Short exercise. Below are some entries; can you quote all of them exactly?

# Stored rows start

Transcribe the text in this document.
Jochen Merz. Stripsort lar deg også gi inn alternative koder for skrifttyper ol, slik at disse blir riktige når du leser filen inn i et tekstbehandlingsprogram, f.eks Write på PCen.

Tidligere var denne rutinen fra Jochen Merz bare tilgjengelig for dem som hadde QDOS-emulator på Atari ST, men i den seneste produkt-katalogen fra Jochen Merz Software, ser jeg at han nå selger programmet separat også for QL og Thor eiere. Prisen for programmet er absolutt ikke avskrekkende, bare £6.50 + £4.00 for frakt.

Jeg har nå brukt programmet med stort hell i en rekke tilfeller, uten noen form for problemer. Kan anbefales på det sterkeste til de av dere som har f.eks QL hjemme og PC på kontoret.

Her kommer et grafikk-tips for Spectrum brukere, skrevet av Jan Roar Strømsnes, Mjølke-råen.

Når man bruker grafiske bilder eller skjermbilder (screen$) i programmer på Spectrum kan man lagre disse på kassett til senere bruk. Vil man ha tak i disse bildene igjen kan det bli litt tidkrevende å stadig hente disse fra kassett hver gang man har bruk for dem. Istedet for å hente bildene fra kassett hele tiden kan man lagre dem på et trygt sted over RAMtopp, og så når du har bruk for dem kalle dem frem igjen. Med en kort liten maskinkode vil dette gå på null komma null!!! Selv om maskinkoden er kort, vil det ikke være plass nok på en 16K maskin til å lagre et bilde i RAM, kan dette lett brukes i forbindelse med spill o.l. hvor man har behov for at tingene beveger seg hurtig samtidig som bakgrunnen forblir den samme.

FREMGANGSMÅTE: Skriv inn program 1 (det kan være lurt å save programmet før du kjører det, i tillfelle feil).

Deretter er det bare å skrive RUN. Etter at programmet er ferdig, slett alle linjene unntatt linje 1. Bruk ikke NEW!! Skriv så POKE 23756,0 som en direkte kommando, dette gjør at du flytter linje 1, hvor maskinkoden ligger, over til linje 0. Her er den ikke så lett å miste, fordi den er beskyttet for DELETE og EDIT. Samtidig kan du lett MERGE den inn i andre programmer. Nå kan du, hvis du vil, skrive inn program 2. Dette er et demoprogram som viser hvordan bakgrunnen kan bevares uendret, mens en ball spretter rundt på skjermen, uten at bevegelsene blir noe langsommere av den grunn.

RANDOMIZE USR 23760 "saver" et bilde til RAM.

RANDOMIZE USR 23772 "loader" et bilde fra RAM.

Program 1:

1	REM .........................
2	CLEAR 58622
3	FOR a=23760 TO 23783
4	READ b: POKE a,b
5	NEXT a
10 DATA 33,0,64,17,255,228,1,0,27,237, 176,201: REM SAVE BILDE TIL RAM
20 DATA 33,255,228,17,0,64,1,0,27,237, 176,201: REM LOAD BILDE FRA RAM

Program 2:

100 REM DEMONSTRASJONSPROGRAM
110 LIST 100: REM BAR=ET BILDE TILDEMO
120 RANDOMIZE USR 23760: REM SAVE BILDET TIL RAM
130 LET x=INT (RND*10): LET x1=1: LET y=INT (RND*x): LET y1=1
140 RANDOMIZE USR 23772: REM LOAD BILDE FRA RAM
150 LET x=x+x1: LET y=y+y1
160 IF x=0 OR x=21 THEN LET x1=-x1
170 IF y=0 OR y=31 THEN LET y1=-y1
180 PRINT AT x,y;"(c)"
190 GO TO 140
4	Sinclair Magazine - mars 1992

# Stored rows end

Written answer.
Transcribe the text in this document.
Jochen Merz. Stripsort lar deg også gi inn alternative koder for skrifttyper ol, slik at disse blir riktige når du leser filen inn i et tekstbehandlingsprogram, f.eks Write på PCen.

Tidligere var denne rutinen fra Jochen Merz bare tilgjengelig for dem som hadde QDOS-emulator på Atari ST, men i den seneste produkt-katalogen fra Jochen Merz Software, ser jeg at han nå selger programmet separat også for QL og Thor eiere. Prisen for programmet er absolutt ikke avskrekkende, bare £6.50 + £4.00 for frakt.

Jeg har nå brukt programmet med stort hell i en rekke tilfeller, uten noen form for problemer. Kan anbefales på det sterkeste til de av dere som har f.eks QL hjemme og PC på kontoret.

Her kommer et grafikk-tips for Spectrum brukere, skrevet av Jan Roar Strømsnes, Mjølke-råen.

Når man bruker grafiske bilder eller skjermbilder (screen$) i programmer på Spectrum kan man lagre disse på kassett til senere bruk. Vil man ha tak i disse bildene igjen kan det bli litt tidkrevende å stadig hente disse fra kassett hver gang man har bruk for dem. Istedet for å hente bildene fra kassett hele tiden kan man lagre dem på et trygt sted over RAMtopp, og så når du har bruk for dem kalle dem frem igjen. Med en kort liten maskinkode vil dette gå på null komma null!!! Selv om maskinkoden er kort, vil det ikke være plass nok på en 16K maskin til å lagre et bilde i RAM, kan dette lett brukes i forbindelse med spill o.l. hvor man har behov for at tingene beveger seg hurtig samtidig som bakgrunnen forblir den samme.

FREMGANGSMÅTE: Skriv inn program 1 (det kan være lurt å save programmet før du kjører det, i tillfelle feil).

Deretter er det bare å skrive RUN. Etter at programmet er ferdig, slett alle linjene unntatt linje 1. Bruk ikke NEW!! Skriv så POKE 23756,0 som en direkte kommando, dette gjør at du flytter linje 1, hvor maskinkoden ligger, over til linje 0. Her er den ikke så lett å miste, fordi den er beskyttet for DELETE og EDIT. Samtidig kan du lett MERGE den inn i andre programmer. Nå kan du, hvis du vil, skrive inn program 2. Dette er et demoprogram som viser hvordan bakgrunnen kan bevares uendret, mens en ball spretter rundt på skjermen, uten at bevegelsene blir noe langsommere av den grunn.

RANDOMIZE USR 23760 "saver" et bilde til RAM.

RANDOMIZE USR 23772 "loader" et bilde fra RAM.

Program 1:

1	REM .........................
2	CLEAR 58622
3	FOR a=23760 TO 23783
4	READ b: POKE a,b
5	NEXT a
10 DATA 33,0,64,17,255,228,1,0,27,237, 176,201: REM SAVE BILDE TIL RAM
20 DATA 33,255,228,17,0,64,1,0,27,237, 176,201: REM LOAD BILDE FRA RAM

Program 2:

100 REM DEMONSTRASJONSPROGRAM
110 LIST 100: REM BAR=ET BILDE TILDEMO
120 RANDOMIZE USR 23760: REM SAVE BILDET TIL RAM
130 LET x=INT (RND*10): LET x1=1: LET y=INT (RND*x): LET y1=1
140 RANDOMIZE USR 23772: REM LOAD BILDE FRA RAM
150 LET x=x+x1: LET y=y+y1
160 IF x=0 OR x=21 THEN LET x1=-x1
170 IF y=0 OR y=31 THEN LET y1=-y1
180 PRINT AT x,y;"(c)"
190 GO TO 140
4	Sinclair Magazine - mars 1992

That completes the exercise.